- The exercise -
Search the data below for the word "this" and copy each line that holds it.

-- start Recorded data --

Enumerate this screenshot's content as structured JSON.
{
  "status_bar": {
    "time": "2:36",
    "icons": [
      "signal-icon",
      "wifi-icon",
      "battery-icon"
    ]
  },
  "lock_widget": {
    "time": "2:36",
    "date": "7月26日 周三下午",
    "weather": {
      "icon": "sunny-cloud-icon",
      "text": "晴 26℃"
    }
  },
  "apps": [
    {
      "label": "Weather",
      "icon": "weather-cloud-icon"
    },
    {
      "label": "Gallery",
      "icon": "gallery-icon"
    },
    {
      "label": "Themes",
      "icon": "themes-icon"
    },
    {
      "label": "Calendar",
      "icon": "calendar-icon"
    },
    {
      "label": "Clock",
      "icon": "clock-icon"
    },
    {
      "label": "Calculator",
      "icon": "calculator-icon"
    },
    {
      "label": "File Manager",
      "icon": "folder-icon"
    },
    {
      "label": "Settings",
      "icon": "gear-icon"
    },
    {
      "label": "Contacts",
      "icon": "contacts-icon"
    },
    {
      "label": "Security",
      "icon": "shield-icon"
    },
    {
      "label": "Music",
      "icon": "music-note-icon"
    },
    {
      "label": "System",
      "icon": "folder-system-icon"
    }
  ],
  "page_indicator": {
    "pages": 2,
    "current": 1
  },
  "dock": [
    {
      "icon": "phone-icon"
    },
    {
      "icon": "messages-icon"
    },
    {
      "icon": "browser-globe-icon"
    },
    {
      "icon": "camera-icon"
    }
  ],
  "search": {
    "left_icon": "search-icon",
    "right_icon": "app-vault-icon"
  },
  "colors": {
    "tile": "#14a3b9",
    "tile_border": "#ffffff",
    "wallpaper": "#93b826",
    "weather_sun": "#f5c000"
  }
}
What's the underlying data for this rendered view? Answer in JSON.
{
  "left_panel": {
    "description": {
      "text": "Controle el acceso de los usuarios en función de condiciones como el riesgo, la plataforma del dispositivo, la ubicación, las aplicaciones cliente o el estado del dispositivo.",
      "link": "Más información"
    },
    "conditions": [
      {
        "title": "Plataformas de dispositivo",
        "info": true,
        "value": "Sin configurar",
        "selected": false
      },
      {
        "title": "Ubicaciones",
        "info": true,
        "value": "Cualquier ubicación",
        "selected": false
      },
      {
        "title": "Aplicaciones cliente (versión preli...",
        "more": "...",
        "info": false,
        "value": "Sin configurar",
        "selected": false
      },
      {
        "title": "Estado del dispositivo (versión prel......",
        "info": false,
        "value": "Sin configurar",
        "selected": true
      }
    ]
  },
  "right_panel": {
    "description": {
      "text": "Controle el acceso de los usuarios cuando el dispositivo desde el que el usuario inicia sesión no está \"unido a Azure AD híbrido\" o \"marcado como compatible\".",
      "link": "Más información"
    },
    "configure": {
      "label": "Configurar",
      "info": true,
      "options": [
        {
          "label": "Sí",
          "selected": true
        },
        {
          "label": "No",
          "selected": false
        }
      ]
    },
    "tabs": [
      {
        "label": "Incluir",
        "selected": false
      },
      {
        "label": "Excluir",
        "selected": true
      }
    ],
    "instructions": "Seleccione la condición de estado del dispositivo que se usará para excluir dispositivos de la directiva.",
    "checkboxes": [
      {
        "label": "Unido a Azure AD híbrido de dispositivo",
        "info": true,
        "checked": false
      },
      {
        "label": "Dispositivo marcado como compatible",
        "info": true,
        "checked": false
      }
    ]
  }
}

-- end Recorded data --

- Solved problem -
Enumerate this screenshot's content as structured JSON.
What's the underlying data for this rendered view? Answer in JSON.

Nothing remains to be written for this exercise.